— EXERCISE DESCRIPTION —
Everything in the listing except the pictures should be written out exactly.

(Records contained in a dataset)
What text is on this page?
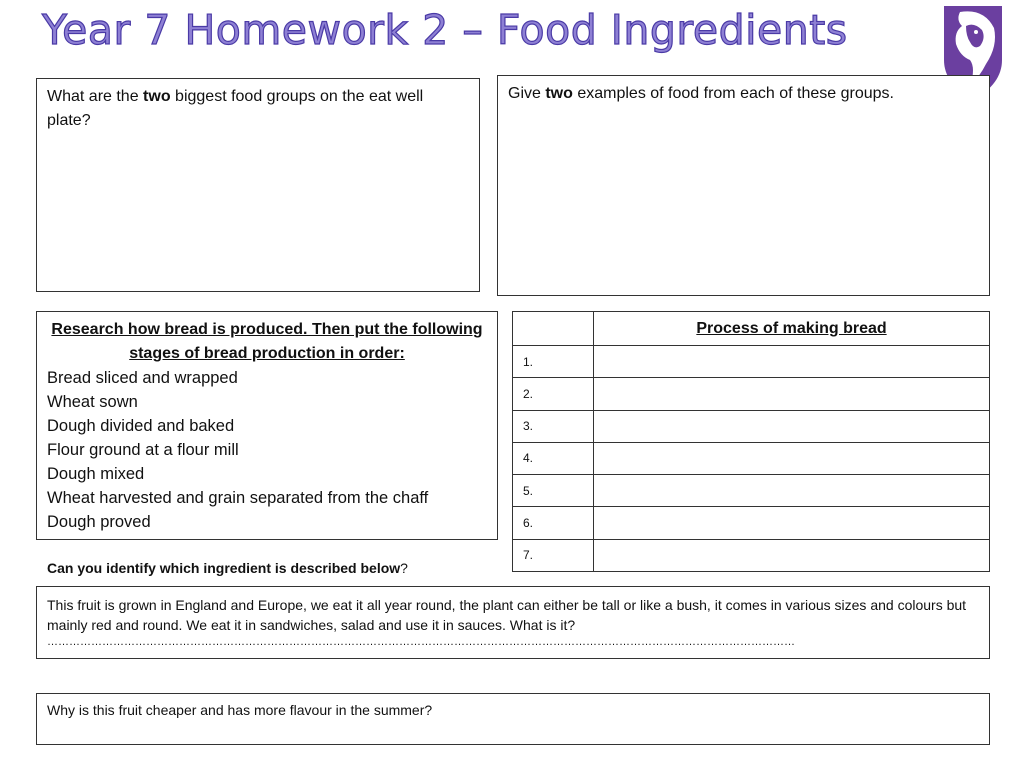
Year 7 Homework 2 – Food Ingredients
What are the two biggest food groups on the eat well plate?
Give two examples of food from each of these groups.
Research how bread is produced. Then put the following stages of bread production in order:
Bread sliced and wrapped
Wheat sown
Dough divided and baked
Flour ground at a flour mill
Dough mixed
Wheat harvested and grain separated from the chaff
Dough proved
	Process of making bread
1.	
2.	
3.	
4.	
5.	
6.	
7.	
Can you identify which ingredient is described below?
This fruit is grown in England and Europe, we eat it all year round, the plant can either be tall or like a bush, it comes in various sizes and colours but mainly red and round. We eat it in sandwiches, salad and use it in sauces. What is it?
……………………………………………………………………………………………………………………………………………………………………………………
Why is this fruit cheaper and has more flavour in the summer?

— OUTPUT BELOW —
What text is on this page?
Year 7 Homework 2 – Food Ingredients
What are the two biggest food groups on the eat well plate?
Give two examples of food from each of these groups.
Research how bread is produced. Then put the following stages of bread production in order:
Bread sliced and wrapped
Wheat sown
Dough divided and baked
Flour ground at a flour mill
Dough mixed
Wheat harvested and grain separated from the chaff
Dough proved
	Process of making bread
1.	
2.	
3.	
4.	
5.	
6.	
7.	
Can you identify which ingredient is described below?
This fruit is grown in England and Europe, we eat it all year round, the plant can either be tall or like a bush, it comes in various sizes and colours but mainly red and round. We eat it in sandwiches, salad and use it in sauces. What is it?
……………………………………………………………………………………………………………………………………………………………………………………
Why is this fruit cheaper and has more flavour in the summer?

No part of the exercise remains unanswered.